── Records for processing ──

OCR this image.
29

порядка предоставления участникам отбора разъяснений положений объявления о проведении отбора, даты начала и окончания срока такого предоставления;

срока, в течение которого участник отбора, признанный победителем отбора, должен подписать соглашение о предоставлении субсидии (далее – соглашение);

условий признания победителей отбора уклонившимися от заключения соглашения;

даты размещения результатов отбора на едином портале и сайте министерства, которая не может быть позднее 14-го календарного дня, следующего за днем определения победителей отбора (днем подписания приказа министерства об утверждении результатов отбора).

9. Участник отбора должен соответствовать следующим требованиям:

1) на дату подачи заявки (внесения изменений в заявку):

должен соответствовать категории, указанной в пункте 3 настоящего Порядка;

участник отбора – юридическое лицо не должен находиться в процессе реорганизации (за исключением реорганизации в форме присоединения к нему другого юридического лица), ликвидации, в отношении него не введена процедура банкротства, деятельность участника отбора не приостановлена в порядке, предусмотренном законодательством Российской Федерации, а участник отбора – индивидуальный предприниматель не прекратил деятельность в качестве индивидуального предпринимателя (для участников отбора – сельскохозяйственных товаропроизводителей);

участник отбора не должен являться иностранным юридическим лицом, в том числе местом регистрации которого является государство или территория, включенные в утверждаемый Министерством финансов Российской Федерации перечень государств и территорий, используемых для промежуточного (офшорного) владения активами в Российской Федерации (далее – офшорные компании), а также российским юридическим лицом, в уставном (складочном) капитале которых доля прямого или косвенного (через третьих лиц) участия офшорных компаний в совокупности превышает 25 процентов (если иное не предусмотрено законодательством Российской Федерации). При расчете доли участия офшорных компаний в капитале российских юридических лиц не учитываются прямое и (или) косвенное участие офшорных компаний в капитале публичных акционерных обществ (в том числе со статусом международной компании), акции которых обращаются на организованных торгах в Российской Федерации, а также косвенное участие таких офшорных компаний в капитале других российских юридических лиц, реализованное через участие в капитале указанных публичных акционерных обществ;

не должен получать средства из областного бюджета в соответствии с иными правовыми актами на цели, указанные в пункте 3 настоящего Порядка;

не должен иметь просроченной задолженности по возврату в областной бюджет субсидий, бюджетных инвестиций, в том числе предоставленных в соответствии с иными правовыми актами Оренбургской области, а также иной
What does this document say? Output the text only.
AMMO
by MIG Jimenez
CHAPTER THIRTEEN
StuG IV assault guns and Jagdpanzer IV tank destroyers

───

**Prompt**
Reproduce only the lines between the line containing "What does this" and the last line of the records, those two lines included, exactly.

**Answer**
What does this document say? Output the text only.
AMMO
by MIG Jimenez
CHAPTER THIRTEEN
StuG IV assault guns and Jagdpanzer IV tank destroyers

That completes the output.